::: DATASET RECORDS :::

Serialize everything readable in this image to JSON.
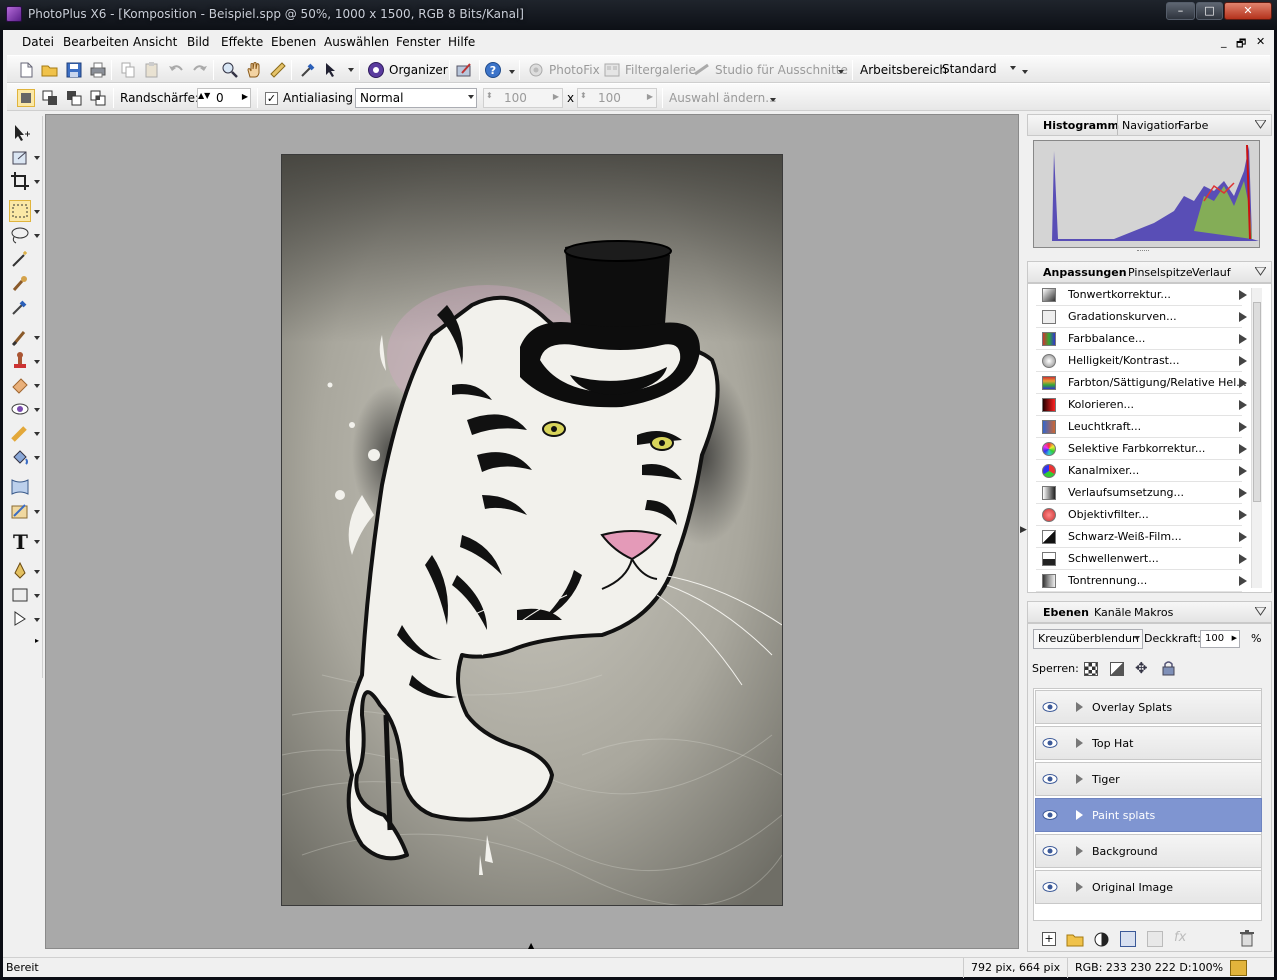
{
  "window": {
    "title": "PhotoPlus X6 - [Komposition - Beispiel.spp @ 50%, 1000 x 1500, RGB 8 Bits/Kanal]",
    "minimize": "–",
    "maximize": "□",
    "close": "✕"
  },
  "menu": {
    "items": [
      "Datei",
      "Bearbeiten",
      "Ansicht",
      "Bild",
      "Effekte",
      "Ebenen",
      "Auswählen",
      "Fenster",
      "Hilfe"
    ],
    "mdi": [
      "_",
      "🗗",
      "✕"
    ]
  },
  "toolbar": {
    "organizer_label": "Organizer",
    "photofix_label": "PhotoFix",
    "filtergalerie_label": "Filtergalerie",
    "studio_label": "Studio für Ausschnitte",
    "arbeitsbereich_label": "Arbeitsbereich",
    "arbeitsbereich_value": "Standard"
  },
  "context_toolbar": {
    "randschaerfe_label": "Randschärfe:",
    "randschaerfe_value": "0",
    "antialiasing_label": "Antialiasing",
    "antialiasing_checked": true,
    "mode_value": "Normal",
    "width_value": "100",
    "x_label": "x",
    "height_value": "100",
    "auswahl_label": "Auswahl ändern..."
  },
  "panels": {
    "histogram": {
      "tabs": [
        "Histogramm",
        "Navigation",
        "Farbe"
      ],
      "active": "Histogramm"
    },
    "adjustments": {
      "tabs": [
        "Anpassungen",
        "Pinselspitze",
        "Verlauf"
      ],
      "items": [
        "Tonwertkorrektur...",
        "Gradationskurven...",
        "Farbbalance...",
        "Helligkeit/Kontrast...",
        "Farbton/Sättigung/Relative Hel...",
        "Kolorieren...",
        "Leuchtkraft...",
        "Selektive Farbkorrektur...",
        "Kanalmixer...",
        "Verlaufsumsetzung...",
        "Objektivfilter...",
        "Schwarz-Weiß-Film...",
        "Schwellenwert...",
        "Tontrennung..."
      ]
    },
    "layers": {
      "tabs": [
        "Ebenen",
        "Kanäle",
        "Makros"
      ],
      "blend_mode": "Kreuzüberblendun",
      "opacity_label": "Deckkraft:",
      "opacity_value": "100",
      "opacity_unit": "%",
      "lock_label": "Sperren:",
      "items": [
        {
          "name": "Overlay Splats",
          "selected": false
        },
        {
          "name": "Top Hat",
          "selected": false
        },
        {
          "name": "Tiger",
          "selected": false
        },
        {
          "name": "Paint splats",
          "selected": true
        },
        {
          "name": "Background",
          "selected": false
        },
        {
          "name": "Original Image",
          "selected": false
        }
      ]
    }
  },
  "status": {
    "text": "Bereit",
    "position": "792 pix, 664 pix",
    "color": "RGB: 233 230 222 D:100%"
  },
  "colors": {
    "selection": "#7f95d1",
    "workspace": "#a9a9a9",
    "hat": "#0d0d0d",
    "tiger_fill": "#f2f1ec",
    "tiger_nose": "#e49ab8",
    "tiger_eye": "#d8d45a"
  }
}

:::

THE REQUEST:
Using the entries above, return each line in which the word "name" occurs.

EXERCISE ANSWER:
          "name": "Overlay Splats",
          "name": "Top Hat",
          "name": "Tiger",
          "name": "Paint splats",
          "name": "Background",
          "name": "Original Image",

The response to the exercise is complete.